Supplied material –
/---

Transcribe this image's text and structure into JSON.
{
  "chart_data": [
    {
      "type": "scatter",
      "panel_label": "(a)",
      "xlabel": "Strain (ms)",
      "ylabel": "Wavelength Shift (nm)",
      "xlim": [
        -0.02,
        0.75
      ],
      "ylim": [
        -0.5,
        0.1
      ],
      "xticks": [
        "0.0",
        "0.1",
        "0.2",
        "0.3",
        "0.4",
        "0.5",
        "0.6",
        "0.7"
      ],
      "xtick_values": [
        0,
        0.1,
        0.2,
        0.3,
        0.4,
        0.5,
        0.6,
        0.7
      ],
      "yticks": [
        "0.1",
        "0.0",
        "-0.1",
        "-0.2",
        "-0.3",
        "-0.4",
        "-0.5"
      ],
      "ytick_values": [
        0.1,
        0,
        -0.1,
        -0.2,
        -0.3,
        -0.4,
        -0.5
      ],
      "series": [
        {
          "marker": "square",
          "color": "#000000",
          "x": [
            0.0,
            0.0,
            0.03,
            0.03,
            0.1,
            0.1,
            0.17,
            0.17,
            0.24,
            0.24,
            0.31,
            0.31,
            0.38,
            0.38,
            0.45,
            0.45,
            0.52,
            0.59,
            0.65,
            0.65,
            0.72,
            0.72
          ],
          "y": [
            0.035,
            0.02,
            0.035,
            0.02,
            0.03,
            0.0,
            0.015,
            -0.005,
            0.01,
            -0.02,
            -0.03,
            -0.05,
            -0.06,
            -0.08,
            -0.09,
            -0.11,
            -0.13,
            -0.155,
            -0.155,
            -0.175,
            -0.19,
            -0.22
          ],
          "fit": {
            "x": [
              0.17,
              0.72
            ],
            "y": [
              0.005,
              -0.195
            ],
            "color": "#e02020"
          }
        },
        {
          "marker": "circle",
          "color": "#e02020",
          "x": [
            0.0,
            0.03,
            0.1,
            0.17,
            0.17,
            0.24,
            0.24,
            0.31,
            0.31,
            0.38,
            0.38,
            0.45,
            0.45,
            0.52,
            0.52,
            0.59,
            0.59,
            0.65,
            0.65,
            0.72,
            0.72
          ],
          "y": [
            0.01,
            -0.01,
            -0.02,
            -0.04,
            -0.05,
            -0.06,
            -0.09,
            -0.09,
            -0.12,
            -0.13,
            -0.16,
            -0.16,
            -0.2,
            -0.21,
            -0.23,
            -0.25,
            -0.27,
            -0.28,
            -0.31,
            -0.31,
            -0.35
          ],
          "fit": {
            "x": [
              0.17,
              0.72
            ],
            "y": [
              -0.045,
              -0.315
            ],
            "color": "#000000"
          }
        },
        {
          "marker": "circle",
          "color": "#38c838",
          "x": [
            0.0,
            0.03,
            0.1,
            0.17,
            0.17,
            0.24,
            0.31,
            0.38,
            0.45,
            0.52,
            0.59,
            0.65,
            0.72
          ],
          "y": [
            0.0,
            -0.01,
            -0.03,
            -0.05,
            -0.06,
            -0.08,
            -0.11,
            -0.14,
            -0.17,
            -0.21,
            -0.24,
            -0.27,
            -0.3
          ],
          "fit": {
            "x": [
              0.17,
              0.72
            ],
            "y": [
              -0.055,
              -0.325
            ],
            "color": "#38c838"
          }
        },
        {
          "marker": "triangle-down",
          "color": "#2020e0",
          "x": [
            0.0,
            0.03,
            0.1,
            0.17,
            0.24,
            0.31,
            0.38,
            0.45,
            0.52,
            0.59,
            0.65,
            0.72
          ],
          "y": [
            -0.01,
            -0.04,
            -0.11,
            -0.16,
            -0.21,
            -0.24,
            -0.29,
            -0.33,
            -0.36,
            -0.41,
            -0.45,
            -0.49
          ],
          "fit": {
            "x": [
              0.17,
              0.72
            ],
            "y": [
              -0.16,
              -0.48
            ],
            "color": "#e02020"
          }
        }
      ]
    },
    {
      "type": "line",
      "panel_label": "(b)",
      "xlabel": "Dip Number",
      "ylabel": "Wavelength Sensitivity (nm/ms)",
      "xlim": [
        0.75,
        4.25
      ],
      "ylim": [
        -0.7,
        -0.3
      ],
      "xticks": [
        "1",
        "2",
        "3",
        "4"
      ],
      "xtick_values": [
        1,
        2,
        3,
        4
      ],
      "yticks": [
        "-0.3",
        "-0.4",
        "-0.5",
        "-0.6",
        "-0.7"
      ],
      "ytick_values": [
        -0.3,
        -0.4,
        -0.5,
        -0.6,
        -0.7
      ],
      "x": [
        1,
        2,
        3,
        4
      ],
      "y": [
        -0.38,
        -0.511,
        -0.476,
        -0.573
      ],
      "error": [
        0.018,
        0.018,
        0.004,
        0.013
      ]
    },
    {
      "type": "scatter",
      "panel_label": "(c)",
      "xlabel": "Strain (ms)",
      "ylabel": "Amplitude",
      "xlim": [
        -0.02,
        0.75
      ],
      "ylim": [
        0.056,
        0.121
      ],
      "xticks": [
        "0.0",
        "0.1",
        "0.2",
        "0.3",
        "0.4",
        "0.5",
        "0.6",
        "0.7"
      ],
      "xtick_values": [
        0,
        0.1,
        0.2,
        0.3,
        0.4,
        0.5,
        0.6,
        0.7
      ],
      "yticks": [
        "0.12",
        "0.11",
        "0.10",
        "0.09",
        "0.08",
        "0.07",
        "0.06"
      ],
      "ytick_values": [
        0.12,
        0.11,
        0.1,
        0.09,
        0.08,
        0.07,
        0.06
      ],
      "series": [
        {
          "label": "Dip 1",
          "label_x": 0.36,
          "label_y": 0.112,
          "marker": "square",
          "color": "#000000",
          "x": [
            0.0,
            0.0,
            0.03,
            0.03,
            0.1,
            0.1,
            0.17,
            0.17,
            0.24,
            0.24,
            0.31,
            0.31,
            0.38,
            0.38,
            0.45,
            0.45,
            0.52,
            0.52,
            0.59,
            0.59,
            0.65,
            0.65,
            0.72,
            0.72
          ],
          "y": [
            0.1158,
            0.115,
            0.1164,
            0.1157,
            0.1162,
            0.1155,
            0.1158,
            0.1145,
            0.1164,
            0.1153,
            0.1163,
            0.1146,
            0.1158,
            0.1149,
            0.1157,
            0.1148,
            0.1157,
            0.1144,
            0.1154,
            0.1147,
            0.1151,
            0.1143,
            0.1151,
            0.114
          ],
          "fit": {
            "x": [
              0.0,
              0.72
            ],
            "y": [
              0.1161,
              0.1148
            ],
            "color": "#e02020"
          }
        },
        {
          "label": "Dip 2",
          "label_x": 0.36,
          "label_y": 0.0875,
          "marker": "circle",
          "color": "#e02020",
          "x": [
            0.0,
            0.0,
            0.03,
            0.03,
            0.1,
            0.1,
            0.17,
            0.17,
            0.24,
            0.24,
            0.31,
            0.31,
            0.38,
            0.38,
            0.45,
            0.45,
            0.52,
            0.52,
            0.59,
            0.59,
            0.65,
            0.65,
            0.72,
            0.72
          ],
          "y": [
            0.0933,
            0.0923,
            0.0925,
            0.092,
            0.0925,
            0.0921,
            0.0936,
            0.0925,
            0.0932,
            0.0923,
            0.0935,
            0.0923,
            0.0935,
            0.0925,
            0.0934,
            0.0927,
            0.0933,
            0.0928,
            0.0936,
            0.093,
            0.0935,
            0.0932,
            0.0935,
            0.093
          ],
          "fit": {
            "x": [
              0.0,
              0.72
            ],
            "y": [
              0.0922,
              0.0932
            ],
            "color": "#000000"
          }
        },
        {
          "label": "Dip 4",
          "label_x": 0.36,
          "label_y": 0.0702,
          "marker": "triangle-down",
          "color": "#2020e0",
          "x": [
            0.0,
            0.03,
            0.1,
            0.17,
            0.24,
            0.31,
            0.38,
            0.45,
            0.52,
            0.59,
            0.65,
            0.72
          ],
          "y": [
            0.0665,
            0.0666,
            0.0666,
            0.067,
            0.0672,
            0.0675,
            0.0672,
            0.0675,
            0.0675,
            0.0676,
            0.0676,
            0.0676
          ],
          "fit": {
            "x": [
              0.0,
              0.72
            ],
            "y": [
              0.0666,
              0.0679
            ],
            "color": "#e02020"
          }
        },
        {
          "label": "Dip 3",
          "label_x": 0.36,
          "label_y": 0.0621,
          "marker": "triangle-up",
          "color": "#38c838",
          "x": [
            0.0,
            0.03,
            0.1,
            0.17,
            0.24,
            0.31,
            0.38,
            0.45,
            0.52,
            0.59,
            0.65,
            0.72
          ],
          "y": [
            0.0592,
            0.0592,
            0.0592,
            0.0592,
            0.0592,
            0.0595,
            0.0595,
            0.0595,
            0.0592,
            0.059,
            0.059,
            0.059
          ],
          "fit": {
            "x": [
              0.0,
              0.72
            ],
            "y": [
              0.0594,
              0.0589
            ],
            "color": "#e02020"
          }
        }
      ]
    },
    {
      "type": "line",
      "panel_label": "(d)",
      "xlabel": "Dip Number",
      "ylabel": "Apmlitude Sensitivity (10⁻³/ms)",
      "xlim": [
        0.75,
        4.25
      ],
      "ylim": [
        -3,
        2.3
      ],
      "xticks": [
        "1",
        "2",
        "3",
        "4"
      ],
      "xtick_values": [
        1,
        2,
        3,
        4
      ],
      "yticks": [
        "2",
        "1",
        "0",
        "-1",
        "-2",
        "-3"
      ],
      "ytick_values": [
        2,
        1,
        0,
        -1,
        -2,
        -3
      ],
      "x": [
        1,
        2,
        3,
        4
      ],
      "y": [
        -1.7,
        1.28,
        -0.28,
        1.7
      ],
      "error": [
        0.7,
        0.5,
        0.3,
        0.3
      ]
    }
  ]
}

\---

Exercise brief – Scan the listing above. Gather each line that contains the word "ylabel".

Output below –
      "ylabel": "Wavelength Shift (nm)",
      "ylabel": "Wavelength Sensitivity (nm/ms)",
      "ylabel": "Amplitude",
      "ylabel": "Apmlitude Sensitivity (10⁻³/ms)",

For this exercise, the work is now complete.